What you will do. Say only how many lines contain the word "Random".

▼▼▼

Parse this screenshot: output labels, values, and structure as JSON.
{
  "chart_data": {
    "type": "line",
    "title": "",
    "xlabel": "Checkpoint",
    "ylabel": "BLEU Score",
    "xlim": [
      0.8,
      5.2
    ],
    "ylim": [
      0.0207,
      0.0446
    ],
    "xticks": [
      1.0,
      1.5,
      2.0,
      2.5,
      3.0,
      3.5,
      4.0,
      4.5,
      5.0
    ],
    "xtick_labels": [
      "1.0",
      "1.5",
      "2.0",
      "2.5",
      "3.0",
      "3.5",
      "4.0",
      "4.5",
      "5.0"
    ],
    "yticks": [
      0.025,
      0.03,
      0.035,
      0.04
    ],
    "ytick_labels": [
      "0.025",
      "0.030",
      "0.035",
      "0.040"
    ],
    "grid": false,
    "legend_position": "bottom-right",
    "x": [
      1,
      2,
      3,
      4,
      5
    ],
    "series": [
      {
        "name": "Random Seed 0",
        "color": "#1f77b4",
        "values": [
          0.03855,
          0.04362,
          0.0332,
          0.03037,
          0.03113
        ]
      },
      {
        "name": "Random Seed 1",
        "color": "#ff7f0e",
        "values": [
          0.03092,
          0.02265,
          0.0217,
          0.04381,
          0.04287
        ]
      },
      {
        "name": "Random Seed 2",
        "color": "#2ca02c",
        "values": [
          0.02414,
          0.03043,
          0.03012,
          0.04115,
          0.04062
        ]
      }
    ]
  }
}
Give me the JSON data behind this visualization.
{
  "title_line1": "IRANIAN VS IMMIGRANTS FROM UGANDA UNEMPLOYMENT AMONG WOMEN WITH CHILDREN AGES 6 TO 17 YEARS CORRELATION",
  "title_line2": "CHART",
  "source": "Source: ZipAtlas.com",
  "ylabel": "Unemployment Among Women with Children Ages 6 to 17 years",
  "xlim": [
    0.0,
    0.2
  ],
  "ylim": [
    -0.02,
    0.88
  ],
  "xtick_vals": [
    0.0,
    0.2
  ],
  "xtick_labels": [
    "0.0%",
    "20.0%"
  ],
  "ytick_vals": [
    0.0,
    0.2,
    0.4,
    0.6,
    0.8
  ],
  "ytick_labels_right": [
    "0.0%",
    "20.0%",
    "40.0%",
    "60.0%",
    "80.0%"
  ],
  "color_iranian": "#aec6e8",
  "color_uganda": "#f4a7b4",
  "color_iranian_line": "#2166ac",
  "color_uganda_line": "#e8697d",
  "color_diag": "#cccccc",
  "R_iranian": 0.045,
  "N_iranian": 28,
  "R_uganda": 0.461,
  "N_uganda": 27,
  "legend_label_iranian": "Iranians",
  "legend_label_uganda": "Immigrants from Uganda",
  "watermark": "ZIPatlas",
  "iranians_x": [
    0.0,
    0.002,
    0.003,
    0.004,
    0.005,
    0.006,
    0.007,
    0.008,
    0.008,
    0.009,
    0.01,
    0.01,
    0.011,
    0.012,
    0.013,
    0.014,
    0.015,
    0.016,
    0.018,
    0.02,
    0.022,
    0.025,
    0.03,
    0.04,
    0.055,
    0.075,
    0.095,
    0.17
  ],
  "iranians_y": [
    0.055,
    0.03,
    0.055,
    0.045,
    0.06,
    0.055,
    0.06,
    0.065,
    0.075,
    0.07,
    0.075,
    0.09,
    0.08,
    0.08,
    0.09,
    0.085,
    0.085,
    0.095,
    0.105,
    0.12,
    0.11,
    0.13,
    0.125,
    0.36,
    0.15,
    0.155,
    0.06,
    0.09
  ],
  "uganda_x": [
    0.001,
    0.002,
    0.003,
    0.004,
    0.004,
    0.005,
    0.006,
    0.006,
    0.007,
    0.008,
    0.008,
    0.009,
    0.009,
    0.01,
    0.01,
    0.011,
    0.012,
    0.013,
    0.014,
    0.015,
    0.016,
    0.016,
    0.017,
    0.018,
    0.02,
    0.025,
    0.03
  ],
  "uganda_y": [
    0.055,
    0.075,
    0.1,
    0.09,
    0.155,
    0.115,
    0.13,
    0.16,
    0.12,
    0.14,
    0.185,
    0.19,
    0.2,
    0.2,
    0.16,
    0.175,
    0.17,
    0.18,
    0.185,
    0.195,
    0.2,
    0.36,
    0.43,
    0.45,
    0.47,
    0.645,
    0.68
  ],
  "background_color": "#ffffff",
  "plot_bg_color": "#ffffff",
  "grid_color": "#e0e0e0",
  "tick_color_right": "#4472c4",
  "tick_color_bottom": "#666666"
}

▲▲▲

Exercise result. 3